═════ Provided text ═════

Hello, I’m trying to find a good practice for column vs. Map column. For example, if I have 200 columns in a table and I usually use only 30% of them, am I better off using a Map columns (collection) instead of having empty columns? I’ve read here that storage is not affected but memory is. Any advice on this?
Yes, storage is not affected by empty columns. They are simply not stored if empty. It is similar in memory.
It used to be that we used a different container for columns storage based on the number of columns in the schema: we used a vector (very efficient lookups but empty columns also take memory) by default and switched to a set for larger column counts (less efficient lookups but empty columns don’t use memory). We now uniformly switched to a compact radix tree, which should also not use any memory for empty columns.
So overall, I think you are better off with columns. Although if you are not yet using clustering keys, you might consider refactoring your schema, so some of these maybe-empty columns are separate rows.
Thank you for your answer! We are effectively organizing our schema to migrate our data from PostgreSQL.
Can you elaborate a little more about the idea of an empty column as a separate row? Like giving me an example and why it will be better that way.
I meant that if there is a pattern of some columns being empty in certain partitions, you can maybe organize your schema such that these are separate clustering rows instead, part of the same partition. Can’t really write an example without knowing more about the schema. But having partitions with lots of columns is also completely fine.
thanks for the awesome information.

═════ Provided records ═════

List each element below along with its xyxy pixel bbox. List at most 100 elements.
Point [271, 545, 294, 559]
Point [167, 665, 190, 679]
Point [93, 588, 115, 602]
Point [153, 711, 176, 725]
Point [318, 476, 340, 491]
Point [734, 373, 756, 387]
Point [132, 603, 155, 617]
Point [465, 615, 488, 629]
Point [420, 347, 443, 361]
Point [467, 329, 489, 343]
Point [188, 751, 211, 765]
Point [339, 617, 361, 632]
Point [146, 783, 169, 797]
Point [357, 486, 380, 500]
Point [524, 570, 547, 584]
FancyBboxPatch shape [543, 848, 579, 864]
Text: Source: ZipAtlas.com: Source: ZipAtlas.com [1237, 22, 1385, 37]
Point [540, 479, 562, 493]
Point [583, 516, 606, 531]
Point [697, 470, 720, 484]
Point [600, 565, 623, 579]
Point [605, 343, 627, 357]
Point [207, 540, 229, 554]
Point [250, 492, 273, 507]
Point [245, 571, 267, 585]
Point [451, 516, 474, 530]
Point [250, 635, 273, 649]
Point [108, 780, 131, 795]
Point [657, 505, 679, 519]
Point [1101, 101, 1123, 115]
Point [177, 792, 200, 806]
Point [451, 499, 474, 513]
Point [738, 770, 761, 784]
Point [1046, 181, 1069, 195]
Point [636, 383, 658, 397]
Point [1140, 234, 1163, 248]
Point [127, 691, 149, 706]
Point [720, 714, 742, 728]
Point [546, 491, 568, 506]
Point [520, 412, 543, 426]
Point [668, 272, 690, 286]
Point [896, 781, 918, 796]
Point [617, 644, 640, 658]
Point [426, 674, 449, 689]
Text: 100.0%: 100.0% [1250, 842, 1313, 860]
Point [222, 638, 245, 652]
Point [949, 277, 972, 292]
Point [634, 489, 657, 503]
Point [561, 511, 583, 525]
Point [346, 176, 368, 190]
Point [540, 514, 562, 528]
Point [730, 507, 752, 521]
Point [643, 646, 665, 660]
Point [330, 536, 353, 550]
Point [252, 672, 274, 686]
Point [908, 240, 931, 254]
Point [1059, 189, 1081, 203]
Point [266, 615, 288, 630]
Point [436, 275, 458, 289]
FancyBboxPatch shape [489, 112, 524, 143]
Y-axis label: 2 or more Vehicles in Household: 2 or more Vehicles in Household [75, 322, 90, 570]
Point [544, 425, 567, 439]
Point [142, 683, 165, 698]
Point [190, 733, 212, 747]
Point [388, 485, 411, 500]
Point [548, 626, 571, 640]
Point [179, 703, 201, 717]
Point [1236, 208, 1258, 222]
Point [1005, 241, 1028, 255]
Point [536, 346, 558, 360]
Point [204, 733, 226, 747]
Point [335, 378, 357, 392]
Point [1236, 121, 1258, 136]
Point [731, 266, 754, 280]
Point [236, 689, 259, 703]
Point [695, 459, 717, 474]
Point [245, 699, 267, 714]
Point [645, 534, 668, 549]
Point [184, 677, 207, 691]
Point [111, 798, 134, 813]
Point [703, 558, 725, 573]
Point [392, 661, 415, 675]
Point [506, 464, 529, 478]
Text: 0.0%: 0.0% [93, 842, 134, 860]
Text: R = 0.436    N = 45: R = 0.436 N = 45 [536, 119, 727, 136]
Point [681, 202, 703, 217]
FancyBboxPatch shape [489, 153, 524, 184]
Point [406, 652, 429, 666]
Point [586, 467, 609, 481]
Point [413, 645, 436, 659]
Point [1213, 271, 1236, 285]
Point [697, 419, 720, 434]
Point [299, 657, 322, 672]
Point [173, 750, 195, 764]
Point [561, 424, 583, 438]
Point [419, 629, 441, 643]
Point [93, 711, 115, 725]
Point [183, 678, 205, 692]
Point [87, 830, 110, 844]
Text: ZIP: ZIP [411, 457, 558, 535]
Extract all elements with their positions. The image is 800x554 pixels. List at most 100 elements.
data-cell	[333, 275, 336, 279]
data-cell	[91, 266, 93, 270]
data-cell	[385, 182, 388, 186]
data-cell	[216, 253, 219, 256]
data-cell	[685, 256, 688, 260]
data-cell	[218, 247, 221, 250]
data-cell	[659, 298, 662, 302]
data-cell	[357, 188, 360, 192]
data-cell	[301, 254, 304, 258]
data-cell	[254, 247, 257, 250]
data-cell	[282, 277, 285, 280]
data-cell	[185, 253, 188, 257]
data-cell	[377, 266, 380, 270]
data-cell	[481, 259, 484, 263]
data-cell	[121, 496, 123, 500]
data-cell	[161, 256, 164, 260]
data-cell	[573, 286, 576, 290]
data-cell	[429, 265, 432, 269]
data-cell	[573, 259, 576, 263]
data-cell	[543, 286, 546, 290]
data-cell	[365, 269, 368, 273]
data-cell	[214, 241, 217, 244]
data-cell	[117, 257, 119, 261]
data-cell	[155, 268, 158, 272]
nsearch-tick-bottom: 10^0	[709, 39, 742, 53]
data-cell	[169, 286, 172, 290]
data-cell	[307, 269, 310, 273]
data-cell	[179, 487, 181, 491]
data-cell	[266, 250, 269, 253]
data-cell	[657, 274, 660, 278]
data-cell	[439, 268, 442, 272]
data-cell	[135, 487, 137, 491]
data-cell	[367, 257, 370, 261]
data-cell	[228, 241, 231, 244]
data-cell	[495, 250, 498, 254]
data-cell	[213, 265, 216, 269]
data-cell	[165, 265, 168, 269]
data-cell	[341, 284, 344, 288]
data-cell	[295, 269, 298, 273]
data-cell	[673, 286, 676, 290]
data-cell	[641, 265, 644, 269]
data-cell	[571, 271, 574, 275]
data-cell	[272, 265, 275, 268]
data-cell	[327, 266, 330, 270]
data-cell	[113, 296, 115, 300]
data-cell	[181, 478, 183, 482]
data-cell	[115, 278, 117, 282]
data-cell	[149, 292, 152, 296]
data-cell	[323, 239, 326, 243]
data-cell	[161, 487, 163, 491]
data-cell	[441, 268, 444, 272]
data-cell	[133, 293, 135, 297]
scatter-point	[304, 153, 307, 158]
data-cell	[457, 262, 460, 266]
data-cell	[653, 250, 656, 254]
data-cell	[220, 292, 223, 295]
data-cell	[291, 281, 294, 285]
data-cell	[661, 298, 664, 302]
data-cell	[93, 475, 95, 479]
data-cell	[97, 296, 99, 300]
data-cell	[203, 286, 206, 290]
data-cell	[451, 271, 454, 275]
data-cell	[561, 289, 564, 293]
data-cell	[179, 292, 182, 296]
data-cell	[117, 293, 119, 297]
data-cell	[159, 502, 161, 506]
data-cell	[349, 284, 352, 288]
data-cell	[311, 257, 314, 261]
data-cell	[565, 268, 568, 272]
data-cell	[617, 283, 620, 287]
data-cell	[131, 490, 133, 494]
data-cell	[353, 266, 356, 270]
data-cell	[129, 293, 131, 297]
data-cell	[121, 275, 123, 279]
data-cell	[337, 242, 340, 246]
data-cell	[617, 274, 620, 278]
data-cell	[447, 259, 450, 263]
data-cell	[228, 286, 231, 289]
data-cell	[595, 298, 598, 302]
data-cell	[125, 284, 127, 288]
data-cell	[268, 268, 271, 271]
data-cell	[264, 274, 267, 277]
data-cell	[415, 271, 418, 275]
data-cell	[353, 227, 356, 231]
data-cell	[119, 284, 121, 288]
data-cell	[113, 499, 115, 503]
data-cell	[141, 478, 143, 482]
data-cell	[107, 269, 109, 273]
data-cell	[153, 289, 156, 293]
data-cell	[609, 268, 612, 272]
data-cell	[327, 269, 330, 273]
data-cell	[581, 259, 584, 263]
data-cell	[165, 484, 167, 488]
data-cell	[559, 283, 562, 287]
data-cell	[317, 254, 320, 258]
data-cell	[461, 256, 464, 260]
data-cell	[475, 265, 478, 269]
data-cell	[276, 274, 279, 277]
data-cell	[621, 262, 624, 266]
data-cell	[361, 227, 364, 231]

═════

What the task requires => Reproduce everything in the thread on empty columns from "So overall, I" down to "also completely fine.", swapping "schema" for "data model" throughout.

Solution to the problem =>
So overall, I think you are better off with columns. Although if you are not yet using clustering keys, you might consider refactoring your data model, so some of these maybe-empty columns are separate rows.
Thank you for your answer! We are effectively organizing our data model to migrate our data from PostgreSQL.
Can you elaborate a little more about the idea of an empty column as a separate row? Like giving me an example and why it will be better that way.
I meant that if there is a pattern of some columns being empty in certain partitions, you can maybe organize your data model such that these are separate clustering rows instead, part of the same partition. Can’t really write an example without knowing more about the data model. But having partitions with lots of columns is also completely fine.